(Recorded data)
####

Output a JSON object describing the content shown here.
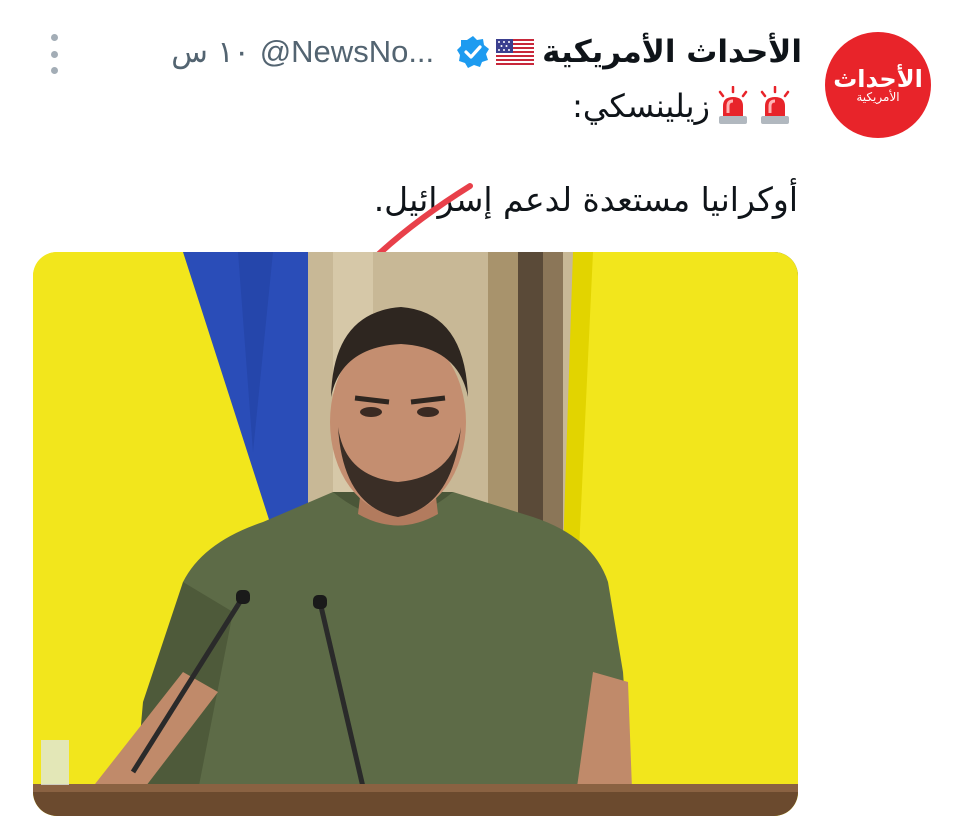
{
  "account": {
    "display_name": "الأحداث الأمريكية",
    "handle": "@NewsNo...",
    "time": "١٠ س",
    "avatar_logo_text": "الأحداث",
    "avatar_logo_subtext": "الأمريكية",
    "flag_icon": "us-flag-icon",
    "verified_icon": "verified-badge-icon"
  },
  "tweet": {
    "line1": "زيلينسكي:",
    "line1_icons": [
      "police-light-icon",
      "police-light-icon"
    ],
    "line2": "أوكرانيا مستعدة لدعم إسرائيل."
  },
  "media": {
    "description_icon": "photo"
  },
  "colors": {
    "avatar_bg": "#e8242a",
    "verified": "#1d9bf0",
    "text": "#0f1419",
    "secondary": "#536471",
    "strike": "#e8404a",
    "flag_yellow": "#f1e71b",
    "flag_blue": "#2747b6"
  }
}
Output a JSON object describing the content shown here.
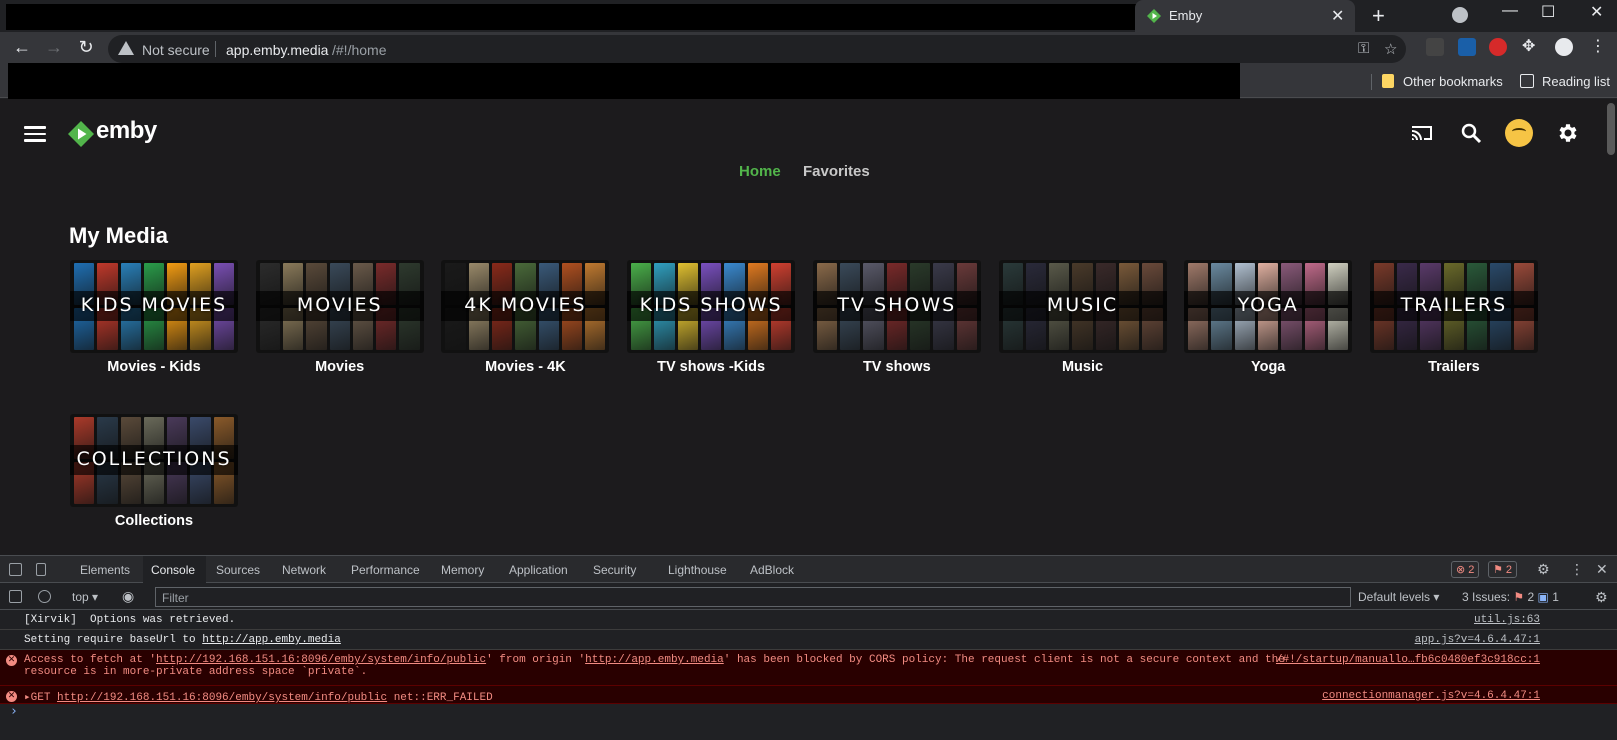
{
  "browser": {
    "tab_title": "Emby",
    "tab_close": "✕",
    "new_tab": "+",
    "not_secure": "Not secure",
    "url_host": "app.emby.media",
    "url_path": "/#!/home",
    "bookmarks": [
      {
        "label": "Other bookmarks",
        "icon": "folder-icon"
      },
      {
        "label": "Reading list",
        "icon": "reading-list-icon"
      }
    ]
  },
  "emby": {
    "brand": "emby",
    "accent": "#52b54b",
    "tabs": [
      {
        "label": "Home",
        "active": true
      },
      {
        "label": "Favorites",
        "active": false
      }
    ],
    "section_title": "My Media",
    "libraries": [
      {
        "name": "Movies - Kids",
        "art_text": "KIDS MOVIES",
        "palette": [
          "#1f6fb2",
          "#e0a020",
          "#2a9d4a",
          "#c0392b",
          "#7a4fb4",
          "#f39c12",
          "#2980b9"
        ]
      },
      {
        "name": "Movies",
        "art_text": "MOVIES",
        "palette": [
          "#5a4a3a",
          "#2c2c2c",
          "#7a2b2b",
          "#3a4a5a",
          "#8a7a5a",
          "#2e3a2e",
          "#6a5a4a"
        ]
      },
      {
        "name": "Movies - 4K",
        "art_text": "4K MOVIES",
        "palette": [
          "#3a5a7a",
          "#8a2a1a",
          "#1a1a1a",
          "#b05020",
          "#4a6a3a",
          "#9a8a6a",
          "#c07a30"
        ]
      },
      {
        "name": "TV shows -Kids",
        "art_text": "KIDS SHOWS",
        "palette": [
          "#d04030",
          "#3a8ad0",
          "#e0c030",
          "#4ab04a",
          "#e07a20",
          "#7a50c0",
          "#30a0c0"
        ]
      },
      {
        "name": "TV shows",
        "art_text": "TV SHOWS",
        "palette": [
          "#3a4a5a",
          "#6a3a3a",
          "#2a3a2a",
          "#5a5a6a",
          "#8a6a4a",
          "#3a3a4a",
          "#7a2a2a"
        ]
      },
      {
        "name": "Music",
        "art_text": "MUSIC",
        "palette": [
          "#4a3a2a",
          "#2a2a3a",
          "#6a4a3a",
          "#3a2a2a",
          "#5a5a4a",
          "#2a3a3a",
          "#7a5a3a"
        ]
      },
      {
        "name": "Yoga",
        "art_text": "YOGA",
        "palette": [
          "#c06a8a",
          "#e0b0a0",
          "#6a8aa0",
          "#d0d0c0",
          "#8a5a7a",
          "#b0c0d0",
          "#a07a6a"
        ]
      },
      {
        "name": "Trailers",
        "art_text": "TRAILERS",
        "palette": [
          "#7a3a2a",
          "#2a4a6a",
          "#6a6a2a",
          "#3a2a4a",
          "#9a4a3a",
          "#2a5a3a",
          "#5a3a6a"
        ]
      },
      {
        "name": "Collections",
        "art_text": "COLLECTIONS",
        "palette": [
          "#5a4a3a",
          "#aa3a2a",
          "#3a4a6a",
          "#6a6a5a",
          "#2a3a4a",
          "#8a5a2a",
          "#4a3a5a"
        ]
      }
    ]
  },
  "devtools": {
    "tabs": [
      "Elements",
      "Console",
      "Sources",
      "Network",
      "Performance",
      "Memory",
      "Application",
      "Security",
      "Lighthouse",
      "AdBlock"
    ],
    "active_tab": "Console",
    "error_count": "2",
    "warning_count": "2",
    "context": "top",
    "filter_placeholder": "Filter",
    "levels": "Default levels",
    "issues_label": "3 Issues:",
    "issues_errors": "2",
    "issues_info": "1",
    "logs": [
      {
        "type": "info",
        "message": "[Xirvik]  Options was retrieved.",
        "source": "util.js:63"
      },
      {
        "type": "info",
        "message": "Setting require baseUrl to ",
        "link": "http://app.emby.media",
        "source": "app.js?v=4.6.4.47:1"
      },
      {
        "type": "error",
        "p1": "Access to fetch at '",
        "l1": "http://192.168.151.16:8096/emby/system/info/public",
        "p2": "' from origin '",
        "l2": "http://app.emby.media",
        "p3": "' has been blocked by CORS policy: The request client is not a secure context and the",
        "line2": "resource is in more-private address space `private`.",
        "source": "/#!/startup/manuallo…fb6c0480ef3c918cc:1"
      },
      {
        "type": "error",
        "prefix": "▸GET ",
        "link": "http://192.168.151.16:8096/emby/system/info/public",
        "suffix": " net::ERR_FAILED",
        "source": "connectionmanager.js?v=4.6.4.47:1"
      }
    ],
    "prompt": "›"
  }
}
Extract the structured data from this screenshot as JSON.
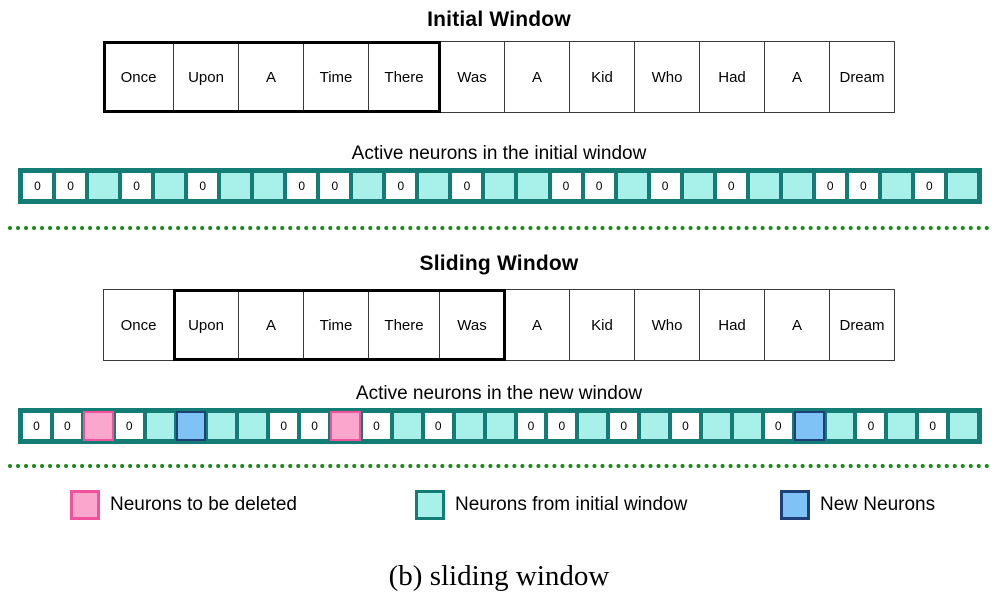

####

EXERCISE REQUIREMENTS:
Looking at the entries above, how many lines contain the word "system"? Answer with the number alone.

ANSWER BELOW:
2